Task: Tell me how many lines hold "another", please, using only the number.

Extracted entries:
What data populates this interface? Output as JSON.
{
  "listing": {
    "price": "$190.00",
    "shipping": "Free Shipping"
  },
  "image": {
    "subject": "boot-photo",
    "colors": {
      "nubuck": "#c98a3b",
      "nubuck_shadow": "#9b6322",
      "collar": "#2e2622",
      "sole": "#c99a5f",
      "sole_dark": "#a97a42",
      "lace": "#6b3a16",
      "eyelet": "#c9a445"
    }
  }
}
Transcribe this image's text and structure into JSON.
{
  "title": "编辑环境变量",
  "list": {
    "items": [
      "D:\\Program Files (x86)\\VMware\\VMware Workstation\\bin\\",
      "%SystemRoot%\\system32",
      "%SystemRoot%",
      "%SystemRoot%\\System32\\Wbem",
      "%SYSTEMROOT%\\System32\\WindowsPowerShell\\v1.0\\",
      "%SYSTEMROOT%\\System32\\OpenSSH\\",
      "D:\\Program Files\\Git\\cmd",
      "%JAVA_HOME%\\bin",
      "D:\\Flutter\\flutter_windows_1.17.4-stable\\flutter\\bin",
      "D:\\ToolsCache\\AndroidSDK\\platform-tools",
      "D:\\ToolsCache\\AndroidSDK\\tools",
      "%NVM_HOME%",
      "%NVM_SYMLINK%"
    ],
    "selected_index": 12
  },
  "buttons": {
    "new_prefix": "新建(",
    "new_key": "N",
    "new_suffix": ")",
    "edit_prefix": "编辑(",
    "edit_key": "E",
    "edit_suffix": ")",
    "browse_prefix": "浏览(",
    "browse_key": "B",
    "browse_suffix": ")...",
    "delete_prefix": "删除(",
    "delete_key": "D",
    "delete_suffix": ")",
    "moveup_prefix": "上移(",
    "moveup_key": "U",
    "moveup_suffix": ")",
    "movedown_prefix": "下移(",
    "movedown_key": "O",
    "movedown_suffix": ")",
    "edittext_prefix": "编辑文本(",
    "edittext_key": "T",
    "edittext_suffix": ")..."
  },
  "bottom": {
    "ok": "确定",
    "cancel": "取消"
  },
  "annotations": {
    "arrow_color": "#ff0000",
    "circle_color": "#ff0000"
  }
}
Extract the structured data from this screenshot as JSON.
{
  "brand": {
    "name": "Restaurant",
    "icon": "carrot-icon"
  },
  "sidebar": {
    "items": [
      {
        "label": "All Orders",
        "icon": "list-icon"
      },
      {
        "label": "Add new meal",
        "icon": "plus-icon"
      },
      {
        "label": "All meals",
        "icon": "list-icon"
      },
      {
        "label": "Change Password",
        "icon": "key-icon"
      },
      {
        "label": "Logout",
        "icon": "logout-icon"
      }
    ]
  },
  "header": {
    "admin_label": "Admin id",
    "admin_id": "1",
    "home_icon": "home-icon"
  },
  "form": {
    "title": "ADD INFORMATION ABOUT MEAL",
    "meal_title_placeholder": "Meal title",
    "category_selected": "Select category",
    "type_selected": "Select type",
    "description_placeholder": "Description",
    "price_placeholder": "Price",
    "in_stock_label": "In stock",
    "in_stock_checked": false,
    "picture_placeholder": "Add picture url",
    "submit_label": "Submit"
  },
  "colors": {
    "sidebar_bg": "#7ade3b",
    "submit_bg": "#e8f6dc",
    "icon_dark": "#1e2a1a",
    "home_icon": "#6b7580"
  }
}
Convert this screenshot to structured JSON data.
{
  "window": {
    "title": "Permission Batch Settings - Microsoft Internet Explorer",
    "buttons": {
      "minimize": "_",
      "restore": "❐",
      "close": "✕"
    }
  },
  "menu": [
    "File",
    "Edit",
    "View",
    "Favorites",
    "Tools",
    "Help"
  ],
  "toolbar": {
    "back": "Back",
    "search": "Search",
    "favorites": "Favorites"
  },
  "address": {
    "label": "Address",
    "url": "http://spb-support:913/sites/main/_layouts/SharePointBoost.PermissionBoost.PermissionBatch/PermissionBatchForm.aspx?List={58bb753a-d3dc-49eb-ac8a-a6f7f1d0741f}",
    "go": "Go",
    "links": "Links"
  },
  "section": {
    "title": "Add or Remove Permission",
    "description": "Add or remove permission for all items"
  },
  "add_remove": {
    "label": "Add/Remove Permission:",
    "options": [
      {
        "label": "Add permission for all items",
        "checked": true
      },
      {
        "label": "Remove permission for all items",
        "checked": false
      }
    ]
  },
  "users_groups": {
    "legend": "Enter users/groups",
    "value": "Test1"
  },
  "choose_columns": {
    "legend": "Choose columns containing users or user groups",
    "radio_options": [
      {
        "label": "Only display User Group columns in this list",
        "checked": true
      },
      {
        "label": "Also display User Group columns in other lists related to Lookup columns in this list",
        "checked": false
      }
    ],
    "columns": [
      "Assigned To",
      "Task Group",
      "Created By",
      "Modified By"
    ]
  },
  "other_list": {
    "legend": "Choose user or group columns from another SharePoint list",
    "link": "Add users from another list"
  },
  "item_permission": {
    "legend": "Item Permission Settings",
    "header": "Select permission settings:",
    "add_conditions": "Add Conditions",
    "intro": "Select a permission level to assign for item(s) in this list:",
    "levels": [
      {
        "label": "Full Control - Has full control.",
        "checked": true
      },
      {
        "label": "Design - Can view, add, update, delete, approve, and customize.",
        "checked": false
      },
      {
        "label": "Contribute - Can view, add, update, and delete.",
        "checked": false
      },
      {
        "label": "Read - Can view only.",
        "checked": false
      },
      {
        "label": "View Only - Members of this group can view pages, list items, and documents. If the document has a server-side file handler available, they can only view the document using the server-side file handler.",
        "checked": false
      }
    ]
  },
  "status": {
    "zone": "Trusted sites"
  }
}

Reply: 2